>> BEGIN Records shown
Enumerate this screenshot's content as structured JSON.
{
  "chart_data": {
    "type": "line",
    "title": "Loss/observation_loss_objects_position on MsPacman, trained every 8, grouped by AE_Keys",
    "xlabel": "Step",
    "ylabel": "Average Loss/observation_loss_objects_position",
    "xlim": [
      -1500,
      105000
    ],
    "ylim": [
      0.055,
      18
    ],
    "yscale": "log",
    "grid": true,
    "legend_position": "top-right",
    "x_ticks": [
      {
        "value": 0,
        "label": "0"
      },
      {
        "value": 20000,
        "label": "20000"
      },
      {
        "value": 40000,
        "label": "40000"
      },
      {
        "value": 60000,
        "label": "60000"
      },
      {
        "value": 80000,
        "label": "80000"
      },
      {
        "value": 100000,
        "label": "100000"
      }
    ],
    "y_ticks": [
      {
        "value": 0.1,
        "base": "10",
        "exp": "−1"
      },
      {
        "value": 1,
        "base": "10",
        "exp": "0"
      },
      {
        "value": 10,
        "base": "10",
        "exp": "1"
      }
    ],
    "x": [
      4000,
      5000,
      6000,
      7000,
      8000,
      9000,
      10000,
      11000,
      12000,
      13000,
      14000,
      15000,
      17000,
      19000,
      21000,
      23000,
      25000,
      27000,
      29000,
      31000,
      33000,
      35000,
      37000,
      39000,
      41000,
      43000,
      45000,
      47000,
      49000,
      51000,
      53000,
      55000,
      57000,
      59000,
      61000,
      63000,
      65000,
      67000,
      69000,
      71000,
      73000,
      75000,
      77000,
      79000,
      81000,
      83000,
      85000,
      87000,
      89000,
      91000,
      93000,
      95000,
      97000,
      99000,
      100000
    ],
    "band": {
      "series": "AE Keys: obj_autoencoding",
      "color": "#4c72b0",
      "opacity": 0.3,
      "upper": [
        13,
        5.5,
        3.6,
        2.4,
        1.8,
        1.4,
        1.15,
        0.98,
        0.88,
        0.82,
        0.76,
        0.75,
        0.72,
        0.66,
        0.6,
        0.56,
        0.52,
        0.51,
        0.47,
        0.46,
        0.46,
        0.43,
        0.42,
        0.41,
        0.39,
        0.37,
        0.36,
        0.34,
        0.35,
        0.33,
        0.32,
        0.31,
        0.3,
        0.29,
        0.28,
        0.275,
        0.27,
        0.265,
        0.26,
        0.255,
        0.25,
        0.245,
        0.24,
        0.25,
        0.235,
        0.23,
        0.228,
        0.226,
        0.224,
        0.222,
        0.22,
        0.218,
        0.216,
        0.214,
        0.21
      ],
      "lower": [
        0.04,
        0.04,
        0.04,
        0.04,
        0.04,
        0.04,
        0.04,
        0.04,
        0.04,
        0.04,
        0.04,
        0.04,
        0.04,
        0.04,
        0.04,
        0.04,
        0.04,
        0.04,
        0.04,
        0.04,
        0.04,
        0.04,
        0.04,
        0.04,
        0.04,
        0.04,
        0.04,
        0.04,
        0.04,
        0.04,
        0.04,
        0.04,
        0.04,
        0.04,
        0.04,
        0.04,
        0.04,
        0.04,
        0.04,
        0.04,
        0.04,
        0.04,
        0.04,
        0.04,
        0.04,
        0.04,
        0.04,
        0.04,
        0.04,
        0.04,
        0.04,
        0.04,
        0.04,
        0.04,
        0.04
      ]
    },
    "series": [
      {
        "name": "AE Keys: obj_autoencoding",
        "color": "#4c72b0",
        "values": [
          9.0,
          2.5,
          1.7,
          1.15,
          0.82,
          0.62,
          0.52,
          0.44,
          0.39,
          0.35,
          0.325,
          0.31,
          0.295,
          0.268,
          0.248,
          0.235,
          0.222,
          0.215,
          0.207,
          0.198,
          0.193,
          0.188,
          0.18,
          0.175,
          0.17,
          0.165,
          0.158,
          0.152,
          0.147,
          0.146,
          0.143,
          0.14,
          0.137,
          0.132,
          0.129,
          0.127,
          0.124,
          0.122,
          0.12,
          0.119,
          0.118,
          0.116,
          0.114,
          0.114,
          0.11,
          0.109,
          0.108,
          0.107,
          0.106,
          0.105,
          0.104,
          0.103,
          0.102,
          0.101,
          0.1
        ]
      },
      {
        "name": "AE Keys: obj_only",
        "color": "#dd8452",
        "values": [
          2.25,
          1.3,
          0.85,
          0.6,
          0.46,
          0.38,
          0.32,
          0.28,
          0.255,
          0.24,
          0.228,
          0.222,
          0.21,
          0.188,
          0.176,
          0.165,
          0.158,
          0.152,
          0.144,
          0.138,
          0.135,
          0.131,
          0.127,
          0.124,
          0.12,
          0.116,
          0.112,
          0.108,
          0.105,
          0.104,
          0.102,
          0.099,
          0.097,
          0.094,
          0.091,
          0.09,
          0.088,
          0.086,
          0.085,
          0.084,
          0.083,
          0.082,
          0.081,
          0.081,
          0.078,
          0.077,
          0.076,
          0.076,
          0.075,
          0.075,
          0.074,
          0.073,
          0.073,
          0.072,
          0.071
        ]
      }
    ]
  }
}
>> END Records shown
* Exercise goal *
Return the whole listing exactly.

* Answer to this exercise *
Enumerate this screenshot's content as structured JSON.
{
  "chart_data": {
    "type": "line",
    "title": "Loss/observation_loss_objects_position on MsPacman, trained every 8, grouped by AE_Keys",
    "xlabel": "Step",
    "ylabel": "Average Loss/observation_loss_objects_position",
    "xlim": [
      -1500,
      105000
    ],
    "ylim": [
      0.055,
      18
    ],
    "yscale": "log",
    "grid": true,
    "legend_position": "top-right",
    "x_ticks": [
      {
        "value": 0,
        "label": "0"
      },
      {
        "value": 20000,
        "label": "20000"
      },
      {
        "value": 40000,
        "label": "40000"
      },
      {
        "value": 60000,
        "label": "60000"
      },
      {
        "value": 80000,
        "label": "80000"
      },
      {
        "value": 100000,
        "label": "100000"
      }
    ],
    "y_ticks": [
      {
        "value": 0.1,
        "base": "10",
        "exp": "−1"
      },
      {
        "value": 1,
        "base": "10",
        "exp": "0"
      },
      {
        "value": 10,
        "base": "10",
        "exp": "1"
      }
    ],
    "x": [
      4000,
      5000,
      6000,
      7000,
      8000,
      9000,
      10000,
      11000,
      12000,
      13000,
      14000,
      15000,
      17000,
      19000,
      21000,
      23000,
      25000,
      27000,
      29000,
      31000,
      33000,
      35000,
      37000,
      39000,
      41000,
      43000,
      45000,
      47000,
      49000,
      51000,
      53000,
      55000,
      57000,
      59000,
      61000,
      63000,
      65000,
      67000,
      69000,
      71000,
      73000,
      75000,
      77000,
      79000,
      81000,
      83000,
      85000,
      87000,
      89000,
      91000,
      93000,
      95000,
      97000,
      99000,
      100000
    ],
    "band": {
      "series": "AE Keys: obj_autoencoding",
      "color": "#4c72b0",
      "opacity": 0.3,
      "upper": [
        13,
        5.5,
        3.6,
        2.4,
        1.8,
        1.4,
        1.15,
        0.98,
        0.88,
        0.82,
        0.76,
        0.75,
        0.72,
        0.66,
        0.6,
        0.56,
        0.52,
        0.51,
        0.47,
        0.46,
        0.46,
        0.43,
        0.42,
        0.41,
        0.39,
        0.37,
        0.36,
        0.34,
        0.35,
        0.33,
        0.32,
        0.31,
        0.3,
        0.29,
        0.28,
        0.275,
        0.27,
        0.265,
        0.26,
        0.255,
        0.25,
        0.245,
        0.24,
        0.25,
        0.235,
        0.23,
        0.228,
        0.226,
        0.224,
        0.222,
        0.22,
        0.218,
        0.216,
        0.214,
        0.21
      ],
      "lower": [
        0.04,
        0.04,
        0.04,
        0.04,
        0.04,
        0.04,
        0.04,
        0.04,
        0.04,
        0.04,
        0.04,
        0.04,
        0.04,
        0.04,
        0.04,
        0.04,
        0.04,
        0.04,
        0.04,
        0.04,
        0.04,
        0.04,
        0.04,
        0.04,
        0.04,
        0.04,
        0.04,
        0.04,
        0.04,
        0.04,
        0.04,
        0.04,
        0.04,
        0.04,
        0.04,
        0.04,
        0.04,
        0.04,
        0.04,
        0.04,
        0.04,
        0.04,
        0.04,
        0.04,
        0.04,
        0.04,
        0.04,
        0.04,
        0.04,
        0.04,
        0.04,
        0.04,
        0.04,
        0.04,
        0.04
      ]
    },
    "series": [
      {
        "name": "AE Keys: obj_autoencoding",
        "color": "#4c72b0",
        "values": [
          9.0,
          2.5,
          1.7,
          1.15,
          0.82,
          0.62,
          0.52,
          0.44,
          0.39,
          0.35,
          0.325,
          0.31,
          0.295,
          0.268,
          0.248,
          0.235,
          0.222,
          0.215,
          0.207,
          0.198,
          0.193,
          0.188,
          0.18,
          0.175,
          0.17,
          0.165,
          0.158,
          0.152,
          0.147,
          0.146,
          0.143,
          0.14,
          0.137,
          0.132,
          0.129,
          0.127,
          0.124,
          0.122,
          0.12,
          0.119,
          0.118,
          0.116,
          0.114,
          0.114,
          0.11,
          0.109,
          0.108,
          0.107,
          0.106,
          0.105,
          0.104,
          0.103,
          0.102,
          0.101,
          0.1
        ]
      },
      {
        "name": "AE Keys: obj_only",
        "color": "#dd8452",
        "values": [
          2.25,
          1.3,
          0.85,
          0.6,
          0.46,
          0.38,
          0.32,
          0.28,
          0.255,
          0.24,
          0.228,
          0.222,
          0.21,
          0.188,
          0.176,
          0.165,
          0.158,
          0.152,
          0.144,
          0.138,
          0.135,
          0.131,
          0.127,
          0.124,
          0.12,
          0.116,
          0.112,
          0.108,
          0.105,
          0.104,
          0.102,
          0.099,
          0.097,
          0.094,
          0.091,
          0.09,
          0.088,
          0.086,
          0.085,
          0.084,
          0.083,
          0.082,
          0.081,
          0.081,
          0.078,
          0.077,
          0.076,
          0.076,
          0.075,
          0.075,
          0.074,
          0.073,
          0.073,
          0.072,
          0.071
        ]
      }
    ]
  }
}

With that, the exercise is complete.